*INSTRUCTIONS FOR THE TASK*.
Each entry that follows is to be retyped exactly. Pictures do not belong in the copy.

*Figure data in JSON*.
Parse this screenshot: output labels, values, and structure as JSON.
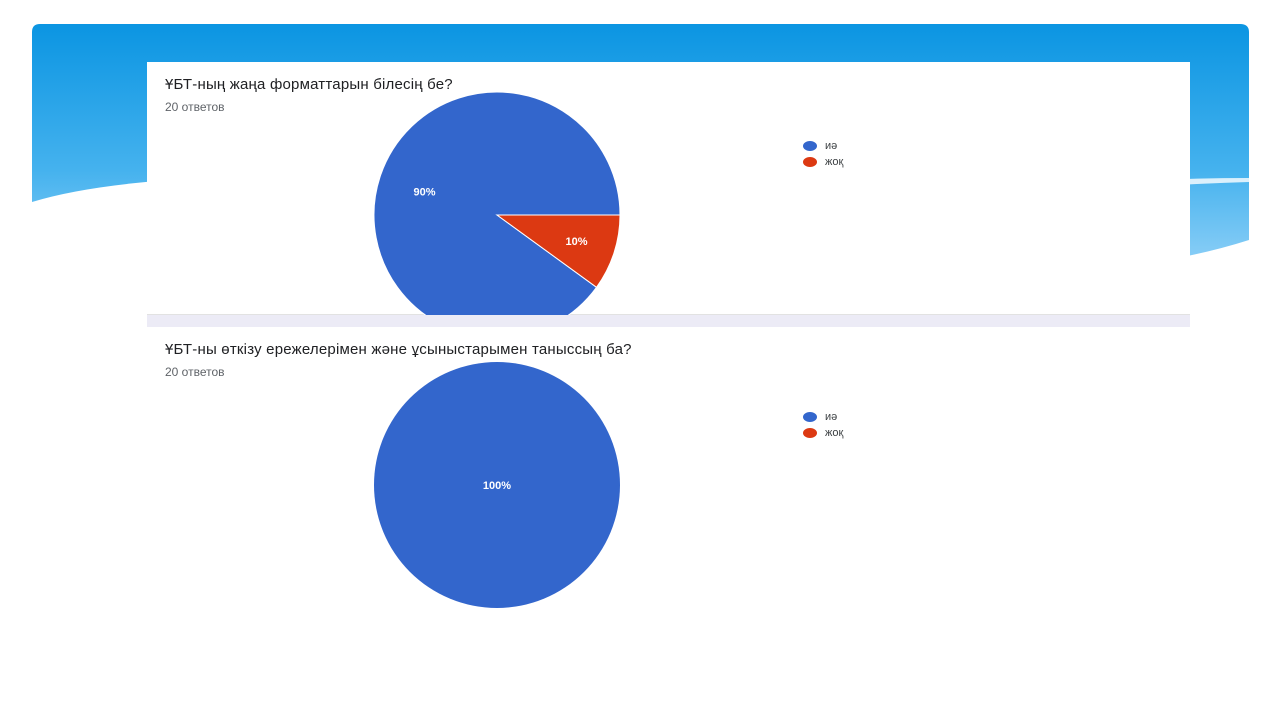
{
  "colors": {
    "yes": "#3366cc",
    "no": "#dc3912",
    "header_top": "#0b95e2",
    "header_bottom": "#8fd0f7"
  },
  "charts": [
    {
      "title": "ҰБТ-ның жаңа форматтарын білесің бе?",
      "responses": "20 ответов",
      "legend": [
        "иә",
        "жоқ"
      ]
    },
    {
      "title": "ҰБТ-ны өткізу ережелерімен және ұсыныстарымен таныссың ба?",
      "responses": "20 ответов",
      "legend": [
        "иә",
        "жоқ"
      ]
    }
  ],
  "chart_data": [
    {
      "type": "pie",
      "title": "ҰБТ-ның жаңа форматтарын білесің бе?",
      "categories": [
        "иә",
        "жоқ"
      ],
      "values": [
        90,
        10
      ],
      "labels": [
        "90%",
        "10%"
      ],
      "legend_position": "right"
    },
    {
      "type": "pie",
      "title": "ҰБТ-ны өткізу ережелерімен және ұсыныстарымен таныссың ба?",
      "categories": [
        "иә",
        "жоқ"
      ],
      "values": [
        100,
        0
      ],
      "labels": [
        "100%"
      ],
      "legend_position": "right"
    }
  ]
}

*WRITTEN RESPONSE*.
Parse this screenshot: output labels, values, and structure as JSON.
{
  "colors": {
    "yes": "#3366cc",
    "no": "#dc3912",
    "header_top": "#0b95e2",
    "header_bottom": "#8fd0f7"
  },
  "charts": [
    {
      "title": "ҰБТ-ның жаңа форматтарын білесің бе?",
      "responses": "20 ответов",
      "legend": [
        "иә",
        "жоқ"
      ]
    },
    {
      "title": "ҰБТ-ны өткізу ережелерімен және ұсыныстарымен таныссың ба?",
      "responses": "20 ответов",
      "legend": [
        "иә",
        "жоқ"
      ]
    }
  ],
  "chart_data": [
    {
      "type": "pie",
      "title": "ҰБТ-ның жаңа форматтарын білесің бе?",
      "categories": [
        "иә",
        "жоқ"
      ],
      "values": [
        90,
        10
      ],
      "labels": [
        "90%",
        "10%"
      ],
      "legend_position": "right"
    },
    {
      "type": "pie",
      "title": "ҰБТ-ны өткізу ережелерімен және ұсыныстарымен таныссың ба?",
      "categories": [
        "иә",
        "жоқ"
      ],
      "values": [
        100,
        0
      ],
      "labels": [
        "100%"
      ],
      "legend_position": "right"
    }
  ]
}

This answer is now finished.